___ TEXTE À LIRE ___

C’était le dimanche de Pâques ; de bonne heure le matin nous fûmes réveillés par la fanfare de l’Armée du Salut qui jouait sous nos fenêtres : « Christ est ressuscité ». Vite nous sautâmes hors de nos lits, nous préparant à notre première journée d’action. Un pasteur, béni lui-même par le réveil du Pays de Galles, venait de donner une série de réunions dans cette ville ; un grand travail y avait déjà été accompli et l’esprit du réveil ne demandait qu’à être alimenté. Le chemin était préparé et nous n’avions qu’à y entrer à notre tour.

La Mission consistait en réunions pour enfants, réunions en plein air et réunions de réveil le soir dans l’église. La puissance de Dieu était là ; sous l’action du Saint-Esprit, l’église se remplissait chaque jour d’un auditoire venu pour entendre ce que ces jeunes gens de Glasgow avaient à leur dire. Pour nous, c’était une expérience entièrement nouvelle ; mais nous comptions sur Celui qui nous avait envoyés et sur la puissance de Son Esprit. Sachant que Dieu choisit les choses faibles et folles de ce monde pour anéantir les fortes, nous considérions comme un honneur d’être appelés, comme l’apôtre Paul lui-même, « fous pour Christ ».

___ LIGNES DE DONNÉES ___

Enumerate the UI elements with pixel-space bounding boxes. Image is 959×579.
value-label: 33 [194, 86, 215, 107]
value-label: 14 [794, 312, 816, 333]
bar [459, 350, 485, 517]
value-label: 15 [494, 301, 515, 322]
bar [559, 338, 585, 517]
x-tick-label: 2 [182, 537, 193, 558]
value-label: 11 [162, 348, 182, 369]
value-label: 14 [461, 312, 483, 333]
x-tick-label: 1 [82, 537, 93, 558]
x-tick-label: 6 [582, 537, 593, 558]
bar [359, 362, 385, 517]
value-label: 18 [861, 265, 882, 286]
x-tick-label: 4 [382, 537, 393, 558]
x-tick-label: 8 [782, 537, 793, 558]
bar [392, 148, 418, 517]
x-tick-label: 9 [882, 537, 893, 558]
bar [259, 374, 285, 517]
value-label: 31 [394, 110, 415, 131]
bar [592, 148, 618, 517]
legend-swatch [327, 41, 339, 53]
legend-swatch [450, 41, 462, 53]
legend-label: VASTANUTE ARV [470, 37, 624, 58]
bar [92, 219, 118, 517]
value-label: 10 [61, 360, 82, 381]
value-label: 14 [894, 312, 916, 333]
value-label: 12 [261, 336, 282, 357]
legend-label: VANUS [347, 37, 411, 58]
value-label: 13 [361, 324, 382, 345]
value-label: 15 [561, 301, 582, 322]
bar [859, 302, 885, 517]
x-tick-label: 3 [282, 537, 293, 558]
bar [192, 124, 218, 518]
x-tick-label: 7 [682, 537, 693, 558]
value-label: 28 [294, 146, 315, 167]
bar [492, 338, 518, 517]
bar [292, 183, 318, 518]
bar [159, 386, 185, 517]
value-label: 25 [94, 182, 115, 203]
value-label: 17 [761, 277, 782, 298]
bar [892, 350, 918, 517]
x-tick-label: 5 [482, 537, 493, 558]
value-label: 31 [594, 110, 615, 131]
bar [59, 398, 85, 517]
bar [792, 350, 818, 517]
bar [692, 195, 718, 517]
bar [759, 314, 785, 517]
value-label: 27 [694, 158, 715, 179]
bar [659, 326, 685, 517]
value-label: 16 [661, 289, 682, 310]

___

*ÉNONCÉ DÉTAILLÉ*
D'après le texte à lire, de quelles réunions se composait la Mission ?

*SOLUTION RÉDIGÉE*
Elle se composait de réunions pour enfants, de réunions en plein air et de réunions de réveil le soir dans l'église.